* [WRITTEN TASK] Below is a set of records. Repeat all of them exactly.

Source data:
•••

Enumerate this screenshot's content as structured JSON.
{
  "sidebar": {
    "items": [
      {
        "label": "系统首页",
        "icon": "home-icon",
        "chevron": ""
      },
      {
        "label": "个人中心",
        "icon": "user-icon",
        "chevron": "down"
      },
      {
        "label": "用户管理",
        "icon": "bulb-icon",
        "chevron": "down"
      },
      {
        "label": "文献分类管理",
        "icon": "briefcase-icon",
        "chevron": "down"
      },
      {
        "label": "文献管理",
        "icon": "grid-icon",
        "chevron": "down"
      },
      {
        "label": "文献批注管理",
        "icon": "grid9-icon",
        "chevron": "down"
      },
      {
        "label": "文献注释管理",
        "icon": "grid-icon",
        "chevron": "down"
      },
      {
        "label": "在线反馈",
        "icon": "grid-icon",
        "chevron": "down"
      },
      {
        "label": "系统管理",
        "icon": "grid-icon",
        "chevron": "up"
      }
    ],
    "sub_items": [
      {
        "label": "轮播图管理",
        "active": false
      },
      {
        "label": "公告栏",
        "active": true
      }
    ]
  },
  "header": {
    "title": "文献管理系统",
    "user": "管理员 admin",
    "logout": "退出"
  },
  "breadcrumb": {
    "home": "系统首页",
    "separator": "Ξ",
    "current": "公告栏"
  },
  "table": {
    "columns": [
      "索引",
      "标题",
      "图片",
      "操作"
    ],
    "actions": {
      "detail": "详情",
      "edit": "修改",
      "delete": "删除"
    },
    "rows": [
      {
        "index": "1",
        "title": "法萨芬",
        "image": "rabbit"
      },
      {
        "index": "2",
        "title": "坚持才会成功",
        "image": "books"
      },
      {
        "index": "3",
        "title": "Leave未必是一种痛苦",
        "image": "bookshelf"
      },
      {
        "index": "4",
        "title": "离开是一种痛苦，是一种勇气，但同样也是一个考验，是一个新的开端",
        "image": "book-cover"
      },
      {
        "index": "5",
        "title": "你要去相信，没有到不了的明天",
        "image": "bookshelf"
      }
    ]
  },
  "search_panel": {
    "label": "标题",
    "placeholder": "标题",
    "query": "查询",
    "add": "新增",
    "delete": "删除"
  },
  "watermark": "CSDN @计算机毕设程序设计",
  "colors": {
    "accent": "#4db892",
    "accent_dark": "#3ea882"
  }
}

•••

* [SOLVED PROBLEM]
Enumerate this screenshot's content as structured JSON.
{
  "sidebar": {
    "items": [
      {
        "label": "系统首页",
        "icon": "home-icon",
        "chevron": ""
      },
      {
        "label": "个人中心",
        "icon": "user-icon",
        "chevron": "down"
      },
      {
        "label": "用户管理",
        "icon": "bulb-icon",
        "chevron": "down"
      },
      {
        "label": "文献分类管理",
        "icon": "briefcase-icon",
        "chevron": "down"
      },
      {
        "label": "文献管理",
        "icon": "grid-icon",
        "chevron": "down"
      },
      {
        "label": "文献批注管理",
        "icon": "grid9-icon",
        "chevron": "down"
      },
      {
        "label": "文献注释管理",
        "icon": "grid-icon",
        "chevron": "down"
      },
      {
        "label": "在线反馈",
        "icon": "grid-icon",
        "chevron": "down"
      },
      {
        "label": "系统管理",
        "icon": "grid-icon",
        "chevron": "up"
      }
    ],
    "sub_items": [
      {
        "label": "轮播图管理",
        "active": false
      },
      {
        "label": "公告栏",
        "active": true
      }
    ]
  },
  "header": {
    "title": "文献管理系统",
    "user": "管理员 admin",
    "logout": "退出"
  },
  "breadcrumb": {
    "home": "系统首页",
    "separator": "Ξ",
    "current": "公告栏"
  },
  "table": {
    "columns": [
      "索引",
      "标题",
      "图片",
      "操作"
    ],
    "actions": {
      "detail": "详情",
      "edit": "修改",
      "delete": "删除"
    },
    "rows": [
      {
        "index": "1",
        "title": "法萨芬",
        "image": "rabbit"
      },
      {
        "index": "2",
        "title": "坚持才会成功",
        "image": "books"
      },
      {
        "index": "3",
        "title": "Leave未必是一种痛苦",
        "image": "bookshelf"
      },
      {
        "index": "4",
        "title": "离开是一种痛苦，是一种勇气，但同样也是一个考验，是一个新的开端",
        "image": "book-cover"
      },
      {
        "index": "5",
        "title": "你要去相信，没有到不了的明天",
        "image": "bookshelf"
      }
    ]
  },
  "search_panel": {
    "label": "标题",
    "placeholder": "标题",
    "query": "查询",
    "add": "新增",
    "delete": "删除"
  },
  "watermark": "CSDN @计算机毕设程序设计",
  "colors": {
    "accent": "#4db892",
    "accent_dark": "#3ea882"
  }
}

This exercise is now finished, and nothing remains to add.